*Exercise:*
Repeat every line of the data exactly, but not the pictures.
___ Supplied material
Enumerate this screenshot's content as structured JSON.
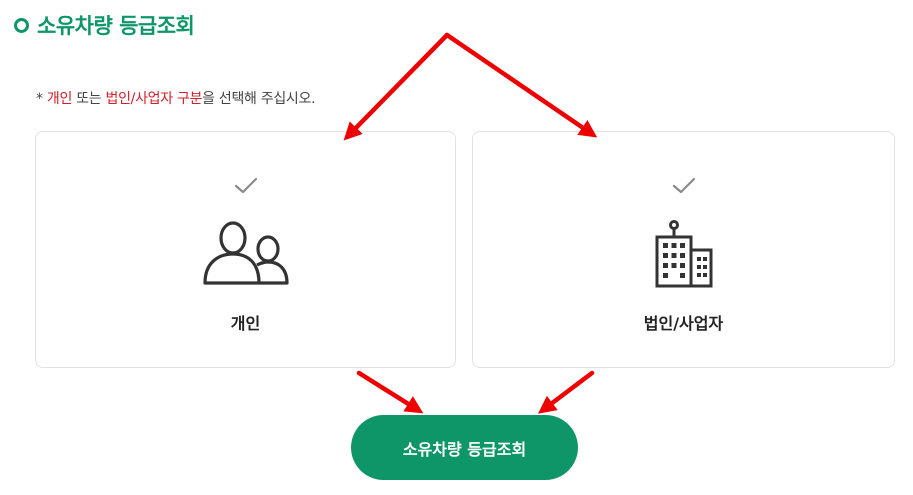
{
  "header": {
    "title": "소유차량 등급조회"
  },
  "notice": {
    "prefix": "* ",
    "personal": "개인",
    "or": " 또는 ",
    "corporate": "법인/사업자",
    "space": " ",
    "type": "구분",
    "suffix": "을 선택해 주십시오."
  },
  "options": {
    "personal": {
      "label": "개인",
      "icon": "people-icon",
      "check_icon": "check-icon"
    },
    "corporate": {
      "label": "법인/사업자",
      "icon": "building-icon",
      "check_icon": "check-icon"
    }
  },
  "submit": {
    "label": "소유차량 등급조회"
  },
  "colors": {
    "accent": "#0f9668",
    "highlight": "#d0202a",
    "annotation_arrow": "#ee0000",
    "check": "#888888",
    "icon": "#333333"
  }
}
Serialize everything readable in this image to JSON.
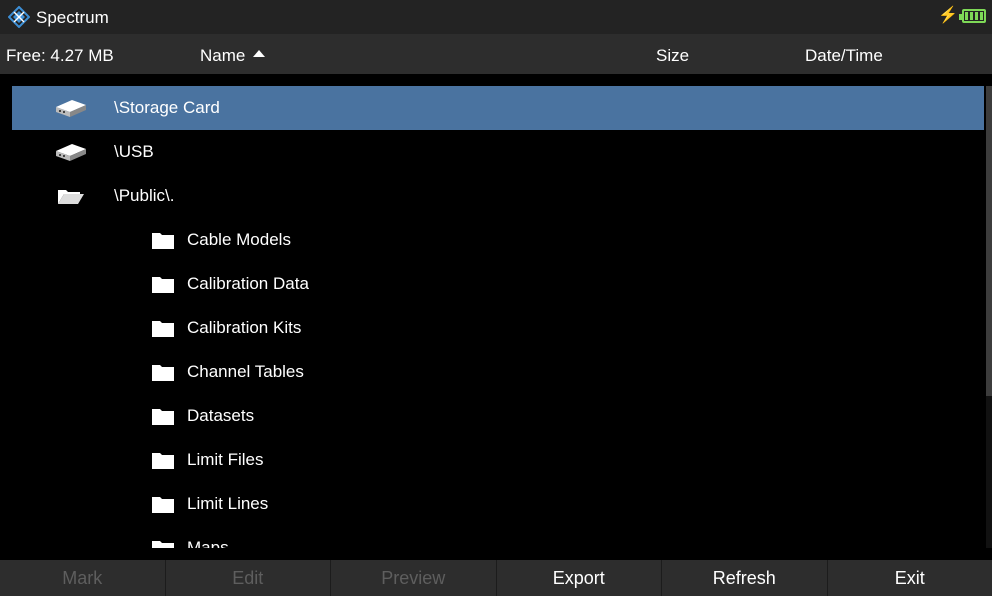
{
  "window": {
    "title": "Spectrum"
  },
  "header": {
    "free_space": "Free: 4.27 MB",
    "col_name": "Name",
    "col_size": "Size",
    "col_datetime": "Date/Time",
    "sort_order": "ascending"
  },
  "list": {
    "items": [
      {
        "label": "\\Storage Card",
        "icon": "storage-drive-icon",
        "selected": true
      },
      {
        "label": "\\USB",
        "icon": "usb-drive-icon",
        "selected": false
      },
      {
        "label": "\\Public\\.",
        "icon": "open-folder-icon",
        "selected": false
      },
      {
        "label": "Cable Models",
        "icon": "folder-icon",
        "selected": false
      },
      {
        "label": "Calibration Data",
        "icon": "folder-icon",
        "selected": false
      },
      {
        "label": "Calibration Kits",
        "icon": "folder-icon",
        "selected": false
      },
      {
        "label": "Channel Tables",
        "icon": "folder-icon",
        "selected": false
      },
      {
        "label": "Datasets",
        "icon": "folder-icon",
        "selected": false
      },
      {
        "label": "Limit Files",
        "icon": "folder-icon",
        "selected": false
      },
      {
        "label": "Limit Lines",
        "icon": "folder-icon",
        "selected": false
      },
      {
        "label": "Maps",
        "icon": "folder-icon",
        "selected": false
      }
    ]
  },
  "softkeys": [
    {
      "label": "Mark",
      "enabled": false
    },
    {
      "label": "Edit",
      "enabled": false
    },
    {
      "label": "Preview",
      "enabled": false
    },
    {
      "label": "Export",
      "enabled": true
    },
    {
      "label": "Refresh",
      "enabled": true
    },
    {
      "label": "Exit",
      "enabled": true
    }
  ],
  "colors": {
    "selection": "#4a73a0",
    "accent": "#3d8fd6",
    "battery": "#7ed957",
    "disabled_text": "#5e5e5e"
  }
}
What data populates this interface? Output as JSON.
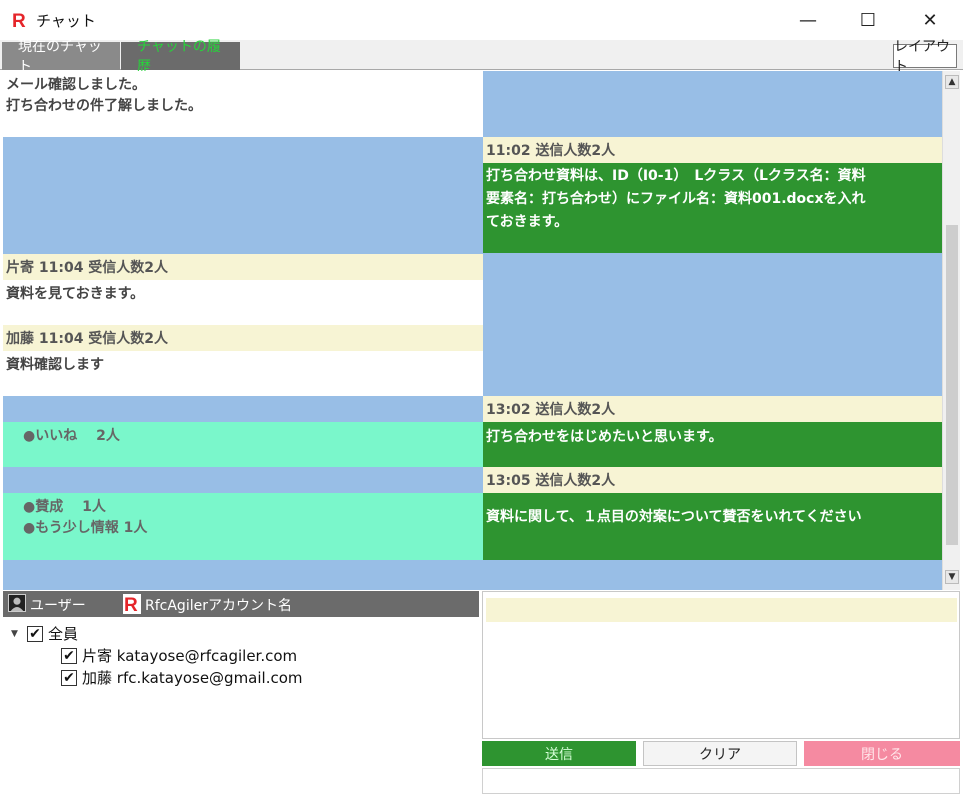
______
*Finished answer:*
Enumerate this screenshot's content as structured JSON.
{
  "header": {
    "title": "소유차량 등급조회"
  },
  "notice": {
    "prefix": "* ",
    "personal": "개인",
    "or": " 또는 ",
    "corporate": "법인/사업자",
    "space": " ",
    "type": "구분",
    "suffix": "을 선택해 주십시오."
  },
  "options": {
    "personal": {
      "label": "개인",
      "icon": "people-icon",
      "check_icon": "check-icon"
    },
    "corporate": {
      "label": "법인/사업자",
      "icon": "building-icon",
      "check_icon": "check-icon"
    }
  },
  "submit": {
    "label": "소유차량 등급조회"
  },
  "colors": {
    "accent": "#0f9668",
    "highlight": "#d0202a",
    "annotation_arrow": "#ee0000",
    "check": "#888888",
    "icon": "#333333"
  }
}
Serialize everything readable in this image to JSON.
{
  "window": {
    "title": "Spectrum"
  },
  "header": {
    "free_space": "Free: 4.27 MB",
    "col_name": "Name",
    "col_size": "Size",
    "col_datetime": "Date/Time",
    "sort_order": "ascending"
  },
  "list": {
    "items": [
      {
        "label": "\\Storage Card",
        "icon": "storage-drive-icon",
        "selected": true
      },
      {
        "label": "\\USB",
        "icon": "usb-drive-icon",
        "selected": false
      },
      {
        "label": "\\Public\\.",
        "icon": "open-folder-icon",
        "selected": false
      },
      {
        "label": "Cable Models",
        "icon": "folder-icon",
        "selected": false
      },
      {
        "label": "Calibration Data",
        "icon": "folder-icon",
        "selected": false
      },
      {
        "label": "Calibration Kits",
        "icon": "folder-icon",
        "selected": false
      },
      {
        "label": "Channel Tables",
        "icon": "folder-icon",
        "selected": false
      },
      {
        "label": "Datasets",
        "icon": "folder-icon",
        "selected": false
      },
      {
        "label": "Limit Files",
        "icon": "folder-icon",
        "selected": false
      },
      {
        "label": "Limit Lines",
        "icon": "folder-icon",
        "selected": false
      },
      {
        "label": "Maps",
        "icon": "folder-icon",
        "selected": false
      }
    ]
  },
  "softkeys": [
    {
      "label": "Mark",
      "enabled": false
    },
    {
      "label": "Edit",
      "enabled": false
    },
    {
      "label": "Preview",
      "enabled": false
    },
    {
      "label": "Export",
      "enabled": true
    },
    {
      "label": "Refresh",
      "enabled": true
    },
    {
      "label": "Exit",
      "enabled": true
    }
  ],
  "colors": {
    "selection": "#4a73a0",
    "accent": "#3d8fd6",
    "battery": "#7ed957",
    "disabled_text": "#5e5e5e"
  }
}
What data populates this interface? Output as JSON.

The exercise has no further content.